• _Short task_: Please report every line from the material that contains the word "Bedroom".

-- START --

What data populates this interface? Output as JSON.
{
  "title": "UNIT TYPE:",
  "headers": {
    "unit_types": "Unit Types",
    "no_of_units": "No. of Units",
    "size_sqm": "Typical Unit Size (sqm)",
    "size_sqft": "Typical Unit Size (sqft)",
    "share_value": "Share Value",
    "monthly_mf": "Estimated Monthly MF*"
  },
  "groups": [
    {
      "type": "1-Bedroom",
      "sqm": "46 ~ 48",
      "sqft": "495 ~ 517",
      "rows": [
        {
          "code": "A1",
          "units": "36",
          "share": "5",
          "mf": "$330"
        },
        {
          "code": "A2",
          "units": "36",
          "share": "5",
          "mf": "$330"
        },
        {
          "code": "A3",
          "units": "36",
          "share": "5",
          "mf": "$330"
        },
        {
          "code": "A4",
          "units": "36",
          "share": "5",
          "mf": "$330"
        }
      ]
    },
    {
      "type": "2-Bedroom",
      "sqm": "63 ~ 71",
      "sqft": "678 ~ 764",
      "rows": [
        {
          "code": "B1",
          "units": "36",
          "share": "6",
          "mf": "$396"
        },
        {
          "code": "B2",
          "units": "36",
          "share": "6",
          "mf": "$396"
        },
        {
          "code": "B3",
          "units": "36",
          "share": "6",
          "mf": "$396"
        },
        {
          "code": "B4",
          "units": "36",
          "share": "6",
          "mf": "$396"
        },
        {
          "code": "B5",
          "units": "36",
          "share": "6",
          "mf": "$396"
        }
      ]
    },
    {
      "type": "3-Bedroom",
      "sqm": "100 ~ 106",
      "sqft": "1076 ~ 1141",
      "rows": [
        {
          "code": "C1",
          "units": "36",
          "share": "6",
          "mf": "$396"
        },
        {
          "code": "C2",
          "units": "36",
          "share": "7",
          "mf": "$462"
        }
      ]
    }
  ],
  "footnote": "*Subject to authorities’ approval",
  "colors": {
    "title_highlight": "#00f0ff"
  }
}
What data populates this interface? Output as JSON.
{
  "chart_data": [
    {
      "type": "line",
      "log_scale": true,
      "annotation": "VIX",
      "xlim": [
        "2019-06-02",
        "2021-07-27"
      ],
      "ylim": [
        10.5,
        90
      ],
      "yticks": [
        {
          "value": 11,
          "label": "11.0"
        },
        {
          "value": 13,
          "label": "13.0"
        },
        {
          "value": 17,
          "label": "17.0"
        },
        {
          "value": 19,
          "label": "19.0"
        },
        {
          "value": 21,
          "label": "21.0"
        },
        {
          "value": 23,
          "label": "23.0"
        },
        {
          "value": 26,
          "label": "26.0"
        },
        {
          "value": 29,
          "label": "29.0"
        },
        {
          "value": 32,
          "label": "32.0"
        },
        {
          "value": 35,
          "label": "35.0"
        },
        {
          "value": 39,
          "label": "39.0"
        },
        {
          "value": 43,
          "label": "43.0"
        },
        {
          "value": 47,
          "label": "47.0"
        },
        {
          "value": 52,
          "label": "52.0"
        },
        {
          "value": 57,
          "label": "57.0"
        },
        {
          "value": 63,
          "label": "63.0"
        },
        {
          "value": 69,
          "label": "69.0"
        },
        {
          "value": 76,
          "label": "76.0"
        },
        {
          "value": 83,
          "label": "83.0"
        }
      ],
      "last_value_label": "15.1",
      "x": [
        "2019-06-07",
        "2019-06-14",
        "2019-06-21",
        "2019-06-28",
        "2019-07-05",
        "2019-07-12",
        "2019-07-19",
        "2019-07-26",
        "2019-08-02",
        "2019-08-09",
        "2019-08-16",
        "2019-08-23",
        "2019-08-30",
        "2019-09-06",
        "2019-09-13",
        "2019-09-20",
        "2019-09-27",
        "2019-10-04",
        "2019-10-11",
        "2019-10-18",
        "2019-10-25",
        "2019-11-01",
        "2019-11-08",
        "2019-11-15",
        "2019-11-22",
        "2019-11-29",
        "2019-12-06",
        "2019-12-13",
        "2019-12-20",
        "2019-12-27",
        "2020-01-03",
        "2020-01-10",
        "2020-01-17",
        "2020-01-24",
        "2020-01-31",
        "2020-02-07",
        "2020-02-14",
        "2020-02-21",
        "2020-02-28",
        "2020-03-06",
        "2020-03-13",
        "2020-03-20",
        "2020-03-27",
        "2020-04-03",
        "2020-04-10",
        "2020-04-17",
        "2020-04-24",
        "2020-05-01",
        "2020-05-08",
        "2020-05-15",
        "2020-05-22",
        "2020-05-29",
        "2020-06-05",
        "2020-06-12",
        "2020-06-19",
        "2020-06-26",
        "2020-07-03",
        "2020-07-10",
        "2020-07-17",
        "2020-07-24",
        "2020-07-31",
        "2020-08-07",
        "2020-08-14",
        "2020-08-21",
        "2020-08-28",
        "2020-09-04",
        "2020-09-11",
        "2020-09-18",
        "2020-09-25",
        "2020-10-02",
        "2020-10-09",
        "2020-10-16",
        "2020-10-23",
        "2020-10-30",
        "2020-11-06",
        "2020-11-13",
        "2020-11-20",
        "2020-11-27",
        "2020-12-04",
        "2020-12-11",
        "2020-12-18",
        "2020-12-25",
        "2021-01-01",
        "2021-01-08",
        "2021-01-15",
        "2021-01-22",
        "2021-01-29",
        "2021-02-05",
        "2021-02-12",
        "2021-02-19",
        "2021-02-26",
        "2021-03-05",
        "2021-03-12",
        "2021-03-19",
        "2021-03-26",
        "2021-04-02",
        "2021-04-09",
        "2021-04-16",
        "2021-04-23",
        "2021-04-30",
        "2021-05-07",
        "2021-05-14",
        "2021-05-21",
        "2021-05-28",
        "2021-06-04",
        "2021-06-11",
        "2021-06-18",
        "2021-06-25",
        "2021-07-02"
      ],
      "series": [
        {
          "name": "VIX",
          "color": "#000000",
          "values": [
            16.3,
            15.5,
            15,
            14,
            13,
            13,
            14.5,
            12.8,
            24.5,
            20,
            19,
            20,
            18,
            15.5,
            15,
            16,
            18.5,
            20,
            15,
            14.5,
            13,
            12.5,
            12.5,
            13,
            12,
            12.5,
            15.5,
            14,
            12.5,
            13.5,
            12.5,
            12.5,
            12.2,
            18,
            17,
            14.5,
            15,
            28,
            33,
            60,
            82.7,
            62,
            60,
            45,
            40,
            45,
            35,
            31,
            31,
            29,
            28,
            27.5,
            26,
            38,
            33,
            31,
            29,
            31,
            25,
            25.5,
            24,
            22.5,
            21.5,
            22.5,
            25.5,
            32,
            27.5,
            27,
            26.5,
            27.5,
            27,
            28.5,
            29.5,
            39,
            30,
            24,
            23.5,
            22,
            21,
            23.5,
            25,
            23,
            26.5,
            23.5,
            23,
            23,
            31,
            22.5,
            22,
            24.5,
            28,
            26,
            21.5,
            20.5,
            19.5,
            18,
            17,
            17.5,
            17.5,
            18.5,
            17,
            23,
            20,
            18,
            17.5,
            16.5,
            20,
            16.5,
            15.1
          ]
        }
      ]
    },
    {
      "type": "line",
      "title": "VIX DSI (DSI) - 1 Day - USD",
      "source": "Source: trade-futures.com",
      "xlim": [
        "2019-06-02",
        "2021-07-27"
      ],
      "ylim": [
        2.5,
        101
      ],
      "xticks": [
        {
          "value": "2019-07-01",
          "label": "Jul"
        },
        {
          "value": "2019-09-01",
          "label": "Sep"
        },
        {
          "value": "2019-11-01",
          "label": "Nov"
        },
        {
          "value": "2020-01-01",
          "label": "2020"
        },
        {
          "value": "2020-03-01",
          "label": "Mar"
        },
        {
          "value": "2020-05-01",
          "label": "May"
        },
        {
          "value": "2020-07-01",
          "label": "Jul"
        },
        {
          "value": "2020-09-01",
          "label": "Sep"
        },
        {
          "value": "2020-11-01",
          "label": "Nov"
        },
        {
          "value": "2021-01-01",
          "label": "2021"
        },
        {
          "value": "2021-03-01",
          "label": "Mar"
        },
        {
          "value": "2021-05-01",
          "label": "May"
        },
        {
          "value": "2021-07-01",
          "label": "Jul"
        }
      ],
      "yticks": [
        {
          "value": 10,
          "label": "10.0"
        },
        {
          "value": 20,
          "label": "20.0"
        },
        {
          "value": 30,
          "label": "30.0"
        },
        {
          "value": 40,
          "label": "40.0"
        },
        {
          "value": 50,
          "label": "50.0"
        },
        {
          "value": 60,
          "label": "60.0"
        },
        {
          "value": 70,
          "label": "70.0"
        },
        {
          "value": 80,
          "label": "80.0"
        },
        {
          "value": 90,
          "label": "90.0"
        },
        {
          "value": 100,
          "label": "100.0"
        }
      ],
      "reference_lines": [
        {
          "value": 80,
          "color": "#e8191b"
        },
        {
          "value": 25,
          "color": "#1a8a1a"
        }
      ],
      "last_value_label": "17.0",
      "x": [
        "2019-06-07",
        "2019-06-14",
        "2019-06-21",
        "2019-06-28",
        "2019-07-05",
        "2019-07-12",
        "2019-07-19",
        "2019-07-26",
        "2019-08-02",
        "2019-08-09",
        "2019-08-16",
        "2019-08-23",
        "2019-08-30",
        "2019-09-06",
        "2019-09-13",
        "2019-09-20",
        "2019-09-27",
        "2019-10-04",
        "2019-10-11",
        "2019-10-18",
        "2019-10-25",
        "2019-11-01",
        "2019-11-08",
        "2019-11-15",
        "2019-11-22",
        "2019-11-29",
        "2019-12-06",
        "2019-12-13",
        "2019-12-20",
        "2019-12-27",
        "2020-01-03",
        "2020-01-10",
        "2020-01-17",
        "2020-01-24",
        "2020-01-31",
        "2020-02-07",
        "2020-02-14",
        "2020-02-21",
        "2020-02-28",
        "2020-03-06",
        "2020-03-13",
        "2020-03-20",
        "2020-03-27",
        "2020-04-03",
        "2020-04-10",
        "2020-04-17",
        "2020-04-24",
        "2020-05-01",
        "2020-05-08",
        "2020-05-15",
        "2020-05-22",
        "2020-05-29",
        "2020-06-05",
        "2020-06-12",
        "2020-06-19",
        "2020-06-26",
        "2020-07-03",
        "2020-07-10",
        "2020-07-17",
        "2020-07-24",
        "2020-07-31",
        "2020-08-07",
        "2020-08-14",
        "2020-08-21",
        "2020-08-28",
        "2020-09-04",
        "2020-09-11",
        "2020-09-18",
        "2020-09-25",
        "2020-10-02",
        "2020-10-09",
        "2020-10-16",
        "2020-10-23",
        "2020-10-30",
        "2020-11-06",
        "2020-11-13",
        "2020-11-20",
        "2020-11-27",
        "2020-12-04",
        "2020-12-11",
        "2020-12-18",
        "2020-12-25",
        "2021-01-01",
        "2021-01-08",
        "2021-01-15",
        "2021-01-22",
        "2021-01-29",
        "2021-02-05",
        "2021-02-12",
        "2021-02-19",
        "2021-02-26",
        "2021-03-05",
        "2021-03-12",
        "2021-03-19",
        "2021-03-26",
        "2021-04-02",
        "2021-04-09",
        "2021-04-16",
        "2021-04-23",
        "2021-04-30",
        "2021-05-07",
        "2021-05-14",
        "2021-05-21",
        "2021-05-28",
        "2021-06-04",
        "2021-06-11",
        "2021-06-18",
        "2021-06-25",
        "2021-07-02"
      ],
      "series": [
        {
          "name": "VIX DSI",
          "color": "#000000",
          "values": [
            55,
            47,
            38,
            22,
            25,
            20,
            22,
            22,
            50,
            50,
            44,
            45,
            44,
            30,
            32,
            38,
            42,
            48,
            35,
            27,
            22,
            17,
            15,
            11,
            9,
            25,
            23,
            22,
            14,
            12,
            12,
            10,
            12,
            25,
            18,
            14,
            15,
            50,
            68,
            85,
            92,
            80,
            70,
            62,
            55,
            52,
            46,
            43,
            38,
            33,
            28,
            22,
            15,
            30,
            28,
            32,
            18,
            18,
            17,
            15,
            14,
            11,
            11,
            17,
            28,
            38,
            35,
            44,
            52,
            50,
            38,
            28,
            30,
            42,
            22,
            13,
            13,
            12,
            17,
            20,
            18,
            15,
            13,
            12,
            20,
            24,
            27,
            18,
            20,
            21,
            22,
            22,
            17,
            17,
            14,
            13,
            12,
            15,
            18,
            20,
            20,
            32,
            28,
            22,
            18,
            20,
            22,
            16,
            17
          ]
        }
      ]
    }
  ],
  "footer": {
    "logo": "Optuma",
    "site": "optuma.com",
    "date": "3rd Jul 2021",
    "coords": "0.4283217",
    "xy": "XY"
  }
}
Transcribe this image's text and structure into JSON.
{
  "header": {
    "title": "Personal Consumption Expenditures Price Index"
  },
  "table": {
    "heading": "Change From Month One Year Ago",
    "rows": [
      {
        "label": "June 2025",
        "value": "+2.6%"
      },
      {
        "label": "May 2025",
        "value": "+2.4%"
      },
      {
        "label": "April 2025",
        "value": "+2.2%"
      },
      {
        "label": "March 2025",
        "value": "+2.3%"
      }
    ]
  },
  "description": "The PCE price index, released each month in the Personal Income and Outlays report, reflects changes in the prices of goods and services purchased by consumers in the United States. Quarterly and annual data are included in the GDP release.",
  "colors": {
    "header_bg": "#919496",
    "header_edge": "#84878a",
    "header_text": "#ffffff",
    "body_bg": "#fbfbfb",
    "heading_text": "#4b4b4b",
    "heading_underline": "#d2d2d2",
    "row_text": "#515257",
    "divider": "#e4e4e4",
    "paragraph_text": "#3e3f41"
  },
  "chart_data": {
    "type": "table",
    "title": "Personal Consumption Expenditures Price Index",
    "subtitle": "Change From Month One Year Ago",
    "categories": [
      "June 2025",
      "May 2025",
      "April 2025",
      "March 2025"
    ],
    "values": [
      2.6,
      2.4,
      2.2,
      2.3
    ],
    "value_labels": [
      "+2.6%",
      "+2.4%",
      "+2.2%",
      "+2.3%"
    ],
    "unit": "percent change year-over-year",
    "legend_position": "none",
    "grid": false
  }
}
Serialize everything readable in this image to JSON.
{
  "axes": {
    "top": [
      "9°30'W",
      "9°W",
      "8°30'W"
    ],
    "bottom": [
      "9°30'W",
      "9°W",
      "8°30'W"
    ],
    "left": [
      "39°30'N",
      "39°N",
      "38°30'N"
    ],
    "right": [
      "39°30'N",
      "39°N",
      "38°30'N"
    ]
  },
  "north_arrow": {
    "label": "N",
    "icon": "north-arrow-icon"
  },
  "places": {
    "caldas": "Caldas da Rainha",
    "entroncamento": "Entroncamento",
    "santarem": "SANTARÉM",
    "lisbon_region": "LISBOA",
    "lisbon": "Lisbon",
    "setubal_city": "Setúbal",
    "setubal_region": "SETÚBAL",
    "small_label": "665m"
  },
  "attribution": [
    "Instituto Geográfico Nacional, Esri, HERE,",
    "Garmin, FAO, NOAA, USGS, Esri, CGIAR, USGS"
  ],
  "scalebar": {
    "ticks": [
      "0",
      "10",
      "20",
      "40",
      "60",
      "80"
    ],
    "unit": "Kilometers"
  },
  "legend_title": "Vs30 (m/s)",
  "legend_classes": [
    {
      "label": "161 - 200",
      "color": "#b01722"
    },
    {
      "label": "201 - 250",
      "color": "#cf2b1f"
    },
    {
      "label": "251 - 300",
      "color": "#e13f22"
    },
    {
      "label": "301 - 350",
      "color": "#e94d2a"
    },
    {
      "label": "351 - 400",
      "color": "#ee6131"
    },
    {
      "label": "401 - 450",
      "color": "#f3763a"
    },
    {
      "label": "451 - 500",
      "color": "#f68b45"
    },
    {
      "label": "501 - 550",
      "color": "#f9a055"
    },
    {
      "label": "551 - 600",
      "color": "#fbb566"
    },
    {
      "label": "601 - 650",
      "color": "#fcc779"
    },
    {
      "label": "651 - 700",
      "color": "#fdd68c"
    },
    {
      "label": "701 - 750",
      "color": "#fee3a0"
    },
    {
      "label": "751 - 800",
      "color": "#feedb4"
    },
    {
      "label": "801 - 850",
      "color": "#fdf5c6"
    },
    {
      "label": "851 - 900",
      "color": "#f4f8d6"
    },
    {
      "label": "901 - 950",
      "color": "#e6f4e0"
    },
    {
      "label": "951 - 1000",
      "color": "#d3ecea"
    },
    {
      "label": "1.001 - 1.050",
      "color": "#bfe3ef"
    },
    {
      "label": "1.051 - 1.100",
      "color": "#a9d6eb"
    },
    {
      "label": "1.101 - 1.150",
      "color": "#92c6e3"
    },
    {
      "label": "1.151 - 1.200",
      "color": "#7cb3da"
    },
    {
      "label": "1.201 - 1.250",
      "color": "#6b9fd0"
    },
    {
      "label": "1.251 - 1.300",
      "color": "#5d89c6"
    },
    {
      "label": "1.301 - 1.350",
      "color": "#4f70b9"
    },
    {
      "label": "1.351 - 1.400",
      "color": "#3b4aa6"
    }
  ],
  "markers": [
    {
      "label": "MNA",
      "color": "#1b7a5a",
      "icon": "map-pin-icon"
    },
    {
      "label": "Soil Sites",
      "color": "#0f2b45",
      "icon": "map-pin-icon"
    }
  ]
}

-- END --

• _Full answer_:
      "type": "1-Bedroom",
      "type": "2-Bedroom",
      "type": "3-Bedroom",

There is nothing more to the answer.